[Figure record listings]

--- START ---

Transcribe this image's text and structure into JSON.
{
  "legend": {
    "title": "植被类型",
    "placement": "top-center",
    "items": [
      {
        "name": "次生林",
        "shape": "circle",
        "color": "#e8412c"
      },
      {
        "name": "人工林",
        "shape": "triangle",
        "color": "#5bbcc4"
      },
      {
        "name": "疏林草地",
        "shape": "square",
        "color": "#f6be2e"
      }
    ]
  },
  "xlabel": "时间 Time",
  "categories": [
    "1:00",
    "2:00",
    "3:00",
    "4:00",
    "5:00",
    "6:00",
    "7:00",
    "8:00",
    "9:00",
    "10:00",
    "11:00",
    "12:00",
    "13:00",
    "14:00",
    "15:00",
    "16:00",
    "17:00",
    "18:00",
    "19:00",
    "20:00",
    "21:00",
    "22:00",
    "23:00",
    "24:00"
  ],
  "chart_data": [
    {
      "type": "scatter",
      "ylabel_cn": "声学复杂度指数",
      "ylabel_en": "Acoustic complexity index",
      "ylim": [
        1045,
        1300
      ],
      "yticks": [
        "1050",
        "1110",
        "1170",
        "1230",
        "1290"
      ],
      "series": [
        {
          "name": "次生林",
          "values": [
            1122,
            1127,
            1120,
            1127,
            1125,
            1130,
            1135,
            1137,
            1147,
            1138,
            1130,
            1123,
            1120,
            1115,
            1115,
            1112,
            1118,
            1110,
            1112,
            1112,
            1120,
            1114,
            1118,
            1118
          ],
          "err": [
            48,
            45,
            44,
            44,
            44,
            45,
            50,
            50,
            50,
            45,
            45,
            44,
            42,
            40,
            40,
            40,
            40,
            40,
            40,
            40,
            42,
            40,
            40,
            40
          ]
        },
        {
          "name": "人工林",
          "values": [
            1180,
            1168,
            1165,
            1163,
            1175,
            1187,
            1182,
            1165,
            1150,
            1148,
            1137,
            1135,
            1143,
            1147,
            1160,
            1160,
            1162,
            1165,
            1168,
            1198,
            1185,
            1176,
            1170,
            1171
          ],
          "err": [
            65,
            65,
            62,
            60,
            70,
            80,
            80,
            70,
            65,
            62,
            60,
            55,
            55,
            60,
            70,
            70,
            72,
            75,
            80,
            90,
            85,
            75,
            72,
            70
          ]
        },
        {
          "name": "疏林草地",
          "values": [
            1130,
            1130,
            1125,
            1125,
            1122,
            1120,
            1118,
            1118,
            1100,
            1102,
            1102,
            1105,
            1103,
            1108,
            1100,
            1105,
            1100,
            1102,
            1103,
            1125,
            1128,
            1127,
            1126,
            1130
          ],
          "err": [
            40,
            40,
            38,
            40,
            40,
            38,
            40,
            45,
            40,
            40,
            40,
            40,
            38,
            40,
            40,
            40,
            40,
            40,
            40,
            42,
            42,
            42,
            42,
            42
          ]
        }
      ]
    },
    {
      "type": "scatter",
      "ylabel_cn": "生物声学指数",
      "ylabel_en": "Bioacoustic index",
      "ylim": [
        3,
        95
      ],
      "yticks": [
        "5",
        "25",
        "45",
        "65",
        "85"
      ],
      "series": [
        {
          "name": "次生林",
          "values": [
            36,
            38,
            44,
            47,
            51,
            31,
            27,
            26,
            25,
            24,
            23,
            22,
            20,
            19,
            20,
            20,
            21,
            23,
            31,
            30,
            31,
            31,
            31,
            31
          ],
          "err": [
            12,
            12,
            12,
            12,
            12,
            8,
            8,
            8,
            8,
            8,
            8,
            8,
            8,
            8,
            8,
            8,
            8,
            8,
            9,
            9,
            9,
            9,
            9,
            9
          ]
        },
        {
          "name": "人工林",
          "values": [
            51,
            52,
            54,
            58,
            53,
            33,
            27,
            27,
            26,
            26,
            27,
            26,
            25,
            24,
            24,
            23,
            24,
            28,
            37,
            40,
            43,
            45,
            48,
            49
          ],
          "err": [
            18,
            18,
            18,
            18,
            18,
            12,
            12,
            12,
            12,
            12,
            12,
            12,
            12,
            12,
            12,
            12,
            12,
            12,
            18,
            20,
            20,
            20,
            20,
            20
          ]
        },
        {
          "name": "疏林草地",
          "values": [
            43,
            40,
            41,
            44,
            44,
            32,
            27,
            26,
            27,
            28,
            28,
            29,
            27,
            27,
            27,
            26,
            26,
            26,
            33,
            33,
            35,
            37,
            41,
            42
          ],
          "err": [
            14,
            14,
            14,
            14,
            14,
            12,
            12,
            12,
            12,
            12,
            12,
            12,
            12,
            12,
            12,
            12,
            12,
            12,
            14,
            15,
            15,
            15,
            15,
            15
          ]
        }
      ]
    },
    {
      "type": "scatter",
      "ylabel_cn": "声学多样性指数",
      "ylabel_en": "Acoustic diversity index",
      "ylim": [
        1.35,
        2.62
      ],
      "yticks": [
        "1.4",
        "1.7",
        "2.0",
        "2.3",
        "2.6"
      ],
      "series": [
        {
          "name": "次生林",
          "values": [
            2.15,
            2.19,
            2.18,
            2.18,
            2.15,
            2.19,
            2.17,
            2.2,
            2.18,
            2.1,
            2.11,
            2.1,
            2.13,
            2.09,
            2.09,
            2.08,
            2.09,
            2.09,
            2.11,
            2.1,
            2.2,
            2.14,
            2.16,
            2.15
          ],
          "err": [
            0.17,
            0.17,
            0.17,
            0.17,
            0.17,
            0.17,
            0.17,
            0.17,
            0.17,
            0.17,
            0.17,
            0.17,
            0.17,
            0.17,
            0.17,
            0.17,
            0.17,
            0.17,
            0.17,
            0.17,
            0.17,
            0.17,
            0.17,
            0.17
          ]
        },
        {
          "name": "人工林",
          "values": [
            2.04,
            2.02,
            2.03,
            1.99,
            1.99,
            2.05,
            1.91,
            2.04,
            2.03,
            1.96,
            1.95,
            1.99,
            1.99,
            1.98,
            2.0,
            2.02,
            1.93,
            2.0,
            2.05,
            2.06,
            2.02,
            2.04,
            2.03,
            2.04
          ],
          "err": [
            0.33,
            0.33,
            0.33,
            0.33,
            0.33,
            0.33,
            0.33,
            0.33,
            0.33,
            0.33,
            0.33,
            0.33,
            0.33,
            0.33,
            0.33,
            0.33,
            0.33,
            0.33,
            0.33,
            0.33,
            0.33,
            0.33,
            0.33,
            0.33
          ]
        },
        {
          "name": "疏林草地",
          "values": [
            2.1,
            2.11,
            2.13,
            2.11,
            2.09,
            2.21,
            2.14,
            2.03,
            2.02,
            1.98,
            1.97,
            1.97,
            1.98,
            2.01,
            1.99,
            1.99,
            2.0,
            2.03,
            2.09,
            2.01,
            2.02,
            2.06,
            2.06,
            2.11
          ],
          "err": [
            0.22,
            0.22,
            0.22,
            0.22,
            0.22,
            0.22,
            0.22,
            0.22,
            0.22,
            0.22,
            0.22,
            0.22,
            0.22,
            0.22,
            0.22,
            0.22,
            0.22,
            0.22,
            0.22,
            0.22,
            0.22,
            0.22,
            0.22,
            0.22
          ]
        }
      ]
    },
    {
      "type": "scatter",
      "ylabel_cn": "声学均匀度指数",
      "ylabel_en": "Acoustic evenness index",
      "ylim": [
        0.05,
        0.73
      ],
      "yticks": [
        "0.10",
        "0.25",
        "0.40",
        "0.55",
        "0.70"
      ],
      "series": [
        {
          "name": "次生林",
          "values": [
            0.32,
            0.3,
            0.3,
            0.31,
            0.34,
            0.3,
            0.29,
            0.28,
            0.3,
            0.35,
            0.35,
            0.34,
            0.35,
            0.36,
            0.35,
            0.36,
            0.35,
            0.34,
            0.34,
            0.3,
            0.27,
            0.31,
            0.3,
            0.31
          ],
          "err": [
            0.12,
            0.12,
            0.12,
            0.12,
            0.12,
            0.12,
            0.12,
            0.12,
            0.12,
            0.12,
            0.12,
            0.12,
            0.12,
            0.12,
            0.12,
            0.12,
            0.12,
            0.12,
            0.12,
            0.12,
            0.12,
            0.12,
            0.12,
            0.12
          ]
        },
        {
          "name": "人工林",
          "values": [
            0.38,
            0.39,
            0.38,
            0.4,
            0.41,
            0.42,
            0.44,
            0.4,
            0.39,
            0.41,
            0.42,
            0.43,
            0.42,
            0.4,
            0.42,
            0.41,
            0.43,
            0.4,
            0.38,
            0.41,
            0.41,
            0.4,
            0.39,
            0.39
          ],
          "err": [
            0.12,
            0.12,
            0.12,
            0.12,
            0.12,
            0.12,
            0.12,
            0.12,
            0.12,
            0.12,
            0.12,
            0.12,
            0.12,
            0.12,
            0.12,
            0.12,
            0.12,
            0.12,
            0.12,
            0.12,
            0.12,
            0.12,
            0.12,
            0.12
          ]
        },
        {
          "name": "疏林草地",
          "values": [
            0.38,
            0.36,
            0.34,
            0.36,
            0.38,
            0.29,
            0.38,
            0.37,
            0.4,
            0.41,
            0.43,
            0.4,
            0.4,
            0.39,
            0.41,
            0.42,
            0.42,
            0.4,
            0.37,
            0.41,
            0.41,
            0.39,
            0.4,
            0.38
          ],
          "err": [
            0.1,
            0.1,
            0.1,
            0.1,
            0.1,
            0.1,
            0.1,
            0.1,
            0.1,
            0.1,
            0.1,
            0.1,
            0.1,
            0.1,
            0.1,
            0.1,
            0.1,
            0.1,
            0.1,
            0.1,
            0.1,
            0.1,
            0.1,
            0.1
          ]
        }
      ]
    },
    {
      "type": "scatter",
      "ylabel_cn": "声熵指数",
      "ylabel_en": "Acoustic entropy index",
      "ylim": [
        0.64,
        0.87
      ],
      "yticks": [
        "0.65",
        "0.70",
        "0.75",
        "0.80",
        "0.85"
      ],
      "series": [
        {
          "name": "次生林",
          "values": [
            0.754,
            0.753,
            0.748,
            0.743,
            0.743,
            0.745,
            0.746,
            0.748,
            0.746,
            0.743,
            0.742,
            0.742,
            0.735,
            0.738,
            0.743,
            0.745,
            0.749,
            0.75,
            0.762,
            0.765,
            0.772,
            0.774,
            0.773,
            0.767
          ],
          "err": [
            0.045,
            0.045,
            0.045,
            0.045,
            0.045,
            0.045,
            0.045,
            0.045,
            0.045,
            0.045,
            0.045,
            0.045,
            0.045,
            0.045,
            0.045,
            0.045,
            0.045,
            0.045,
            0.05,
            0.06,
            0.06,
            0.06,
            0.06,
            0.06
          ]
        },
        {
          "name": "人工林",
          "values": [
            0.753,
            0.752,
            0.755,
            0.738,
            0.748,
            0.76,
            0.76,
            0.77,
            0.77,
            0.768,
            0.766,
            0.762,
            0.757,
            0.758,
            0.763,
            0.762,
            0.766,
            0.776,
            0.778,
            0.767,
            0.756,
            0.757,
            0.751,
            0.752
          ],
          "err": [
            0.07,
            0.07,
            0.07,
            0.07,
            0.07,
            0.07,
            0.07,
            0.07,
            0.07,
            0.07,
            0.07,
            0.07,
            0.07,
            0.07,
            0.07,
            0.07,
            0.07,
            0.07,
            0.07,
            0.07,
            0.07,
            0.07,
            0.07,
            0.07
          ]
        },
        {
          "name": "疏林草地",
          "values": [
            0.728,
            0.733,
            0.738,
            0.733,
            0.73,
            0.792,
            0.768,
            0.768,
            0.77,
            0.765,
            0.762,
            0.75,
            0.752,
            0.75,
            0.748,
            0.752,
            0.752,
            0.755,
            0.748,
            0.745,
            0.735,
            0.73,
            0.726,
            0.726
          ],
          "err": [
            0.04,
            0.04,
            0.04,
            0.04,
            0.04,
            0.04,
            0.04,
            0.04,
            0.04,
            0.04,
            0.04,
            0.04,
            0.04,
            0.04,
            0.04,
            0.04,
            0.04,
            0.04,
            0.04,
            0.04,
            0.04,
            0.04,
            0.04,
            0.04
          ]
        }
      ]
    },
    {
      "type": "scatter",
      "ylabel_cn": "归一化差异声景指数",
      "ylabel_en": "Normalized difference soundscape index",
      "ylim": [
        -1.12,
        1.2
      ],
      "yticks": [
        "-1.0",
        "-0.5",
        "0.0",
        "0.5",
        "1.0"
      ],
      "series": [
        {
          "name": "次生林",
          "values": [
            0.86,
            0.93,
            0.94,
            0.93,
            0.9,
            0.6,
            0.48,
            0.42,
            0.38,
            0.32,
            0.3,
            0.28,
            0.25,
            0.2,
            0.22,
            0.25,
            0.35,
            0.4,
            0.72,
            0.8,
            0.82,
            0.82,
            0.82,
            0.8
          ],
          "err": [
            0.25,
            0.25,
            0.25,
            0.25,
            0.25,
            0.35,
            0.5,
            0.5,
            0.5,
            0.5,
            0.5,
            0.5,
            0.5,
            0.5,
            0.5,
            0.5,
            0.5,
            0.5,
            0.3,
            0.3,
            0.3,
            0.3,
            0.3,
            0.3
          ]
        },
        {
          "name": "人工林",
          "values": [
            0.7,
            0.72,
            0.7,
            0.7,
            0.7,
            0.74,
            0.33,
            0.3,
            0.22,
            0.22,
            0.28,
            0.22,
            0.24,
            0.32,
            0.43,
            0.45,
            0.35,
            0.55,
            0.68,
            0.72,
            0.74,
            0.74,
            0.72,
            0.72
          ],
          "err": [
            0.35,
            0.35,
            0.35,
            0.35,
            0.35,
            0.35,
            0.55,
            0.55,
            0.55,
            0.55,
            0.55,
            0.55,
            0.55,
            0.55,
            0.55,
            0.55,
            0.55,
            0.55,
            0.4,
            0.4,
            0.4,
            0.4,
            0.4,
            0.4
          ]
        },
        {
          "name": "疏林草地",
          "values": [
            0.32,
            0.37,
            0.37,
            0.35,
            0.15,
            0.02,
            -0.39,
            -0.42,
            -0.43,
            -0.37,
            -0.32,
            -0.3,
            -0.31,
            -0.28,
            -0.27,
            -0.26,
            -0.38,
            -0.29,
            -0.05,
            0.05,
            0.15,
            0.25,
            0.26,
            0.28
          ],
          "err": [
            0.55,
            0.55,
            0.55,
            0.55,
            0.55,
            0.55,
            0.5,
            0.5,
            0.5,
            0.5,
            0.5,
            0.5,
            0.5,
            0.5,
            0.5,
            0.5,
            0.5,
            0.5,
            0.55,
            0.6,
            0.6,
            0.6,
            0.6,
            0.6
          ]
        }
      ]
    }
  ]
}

--- END ---

Provide the count, and nothing else, of lines in the data above where the word "index" occurs.

• [Answer to this exercise]
6